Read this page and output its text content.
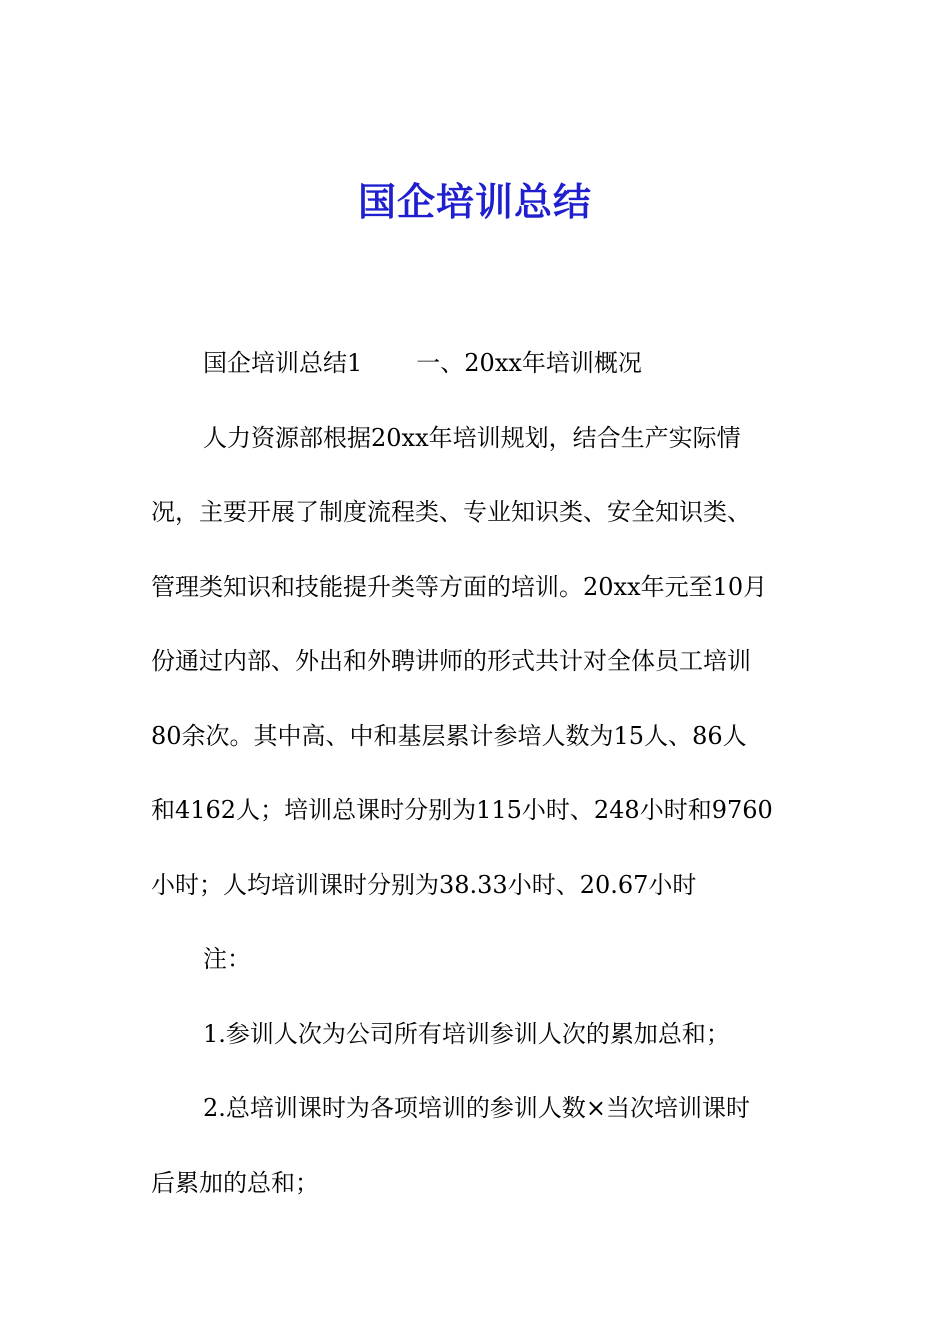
国企培训总结
国企培训总结1 一、20xx年培训概况
人力资源部根据20xx年培训规划，结合生产实际情
况，主要开展了制度流程类、专业知识类、安全知识类、
管理类知识和技能提升类等方面的培训。20xx年元至10月
份通过内部、外出和外聘讲师的形式共计对全体员工培训
80余次。其中高、中和基层累计参培人数为15人、86人
和4162人；培训总课时分别为115小时、248小时和9760
小时；人均培训课时分别为38.33小时、20.67小时
注：
1.参训人次为公司所有培训参训人次的累加总和；
2.总培训课时为各项培训的参训人数×当次培训课时
后累加的总和；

————————

* **Given problem**
Copy the material above exactly and drop the pictures.

* **Expected output**
Read this page and output its text content.
国企培训总结
国企培训总结1 一、20xx年培训概况
人力资源部根据20xx年培训规划，结合生产实际情
况，主要开展了制度流程类、专业知识类、安全知识类、
管理类知识和技能提升类等方面的培训。20xx年元至10月
份通过内部、外出和外聘讲师的形式共计对全体员工培训
80余次。其中高、中和基层累计参培人数为15人、86人
和4162人；培训总课时分别为115小时、248小时和9760
小时；人均培训课时分别为38.33小时、20.67小时
注：
1.参训人次为公司所有培训参训人次的累加总和；
2.总培训课时为各项培训的参训人数×当次培训课时
后累加的总和；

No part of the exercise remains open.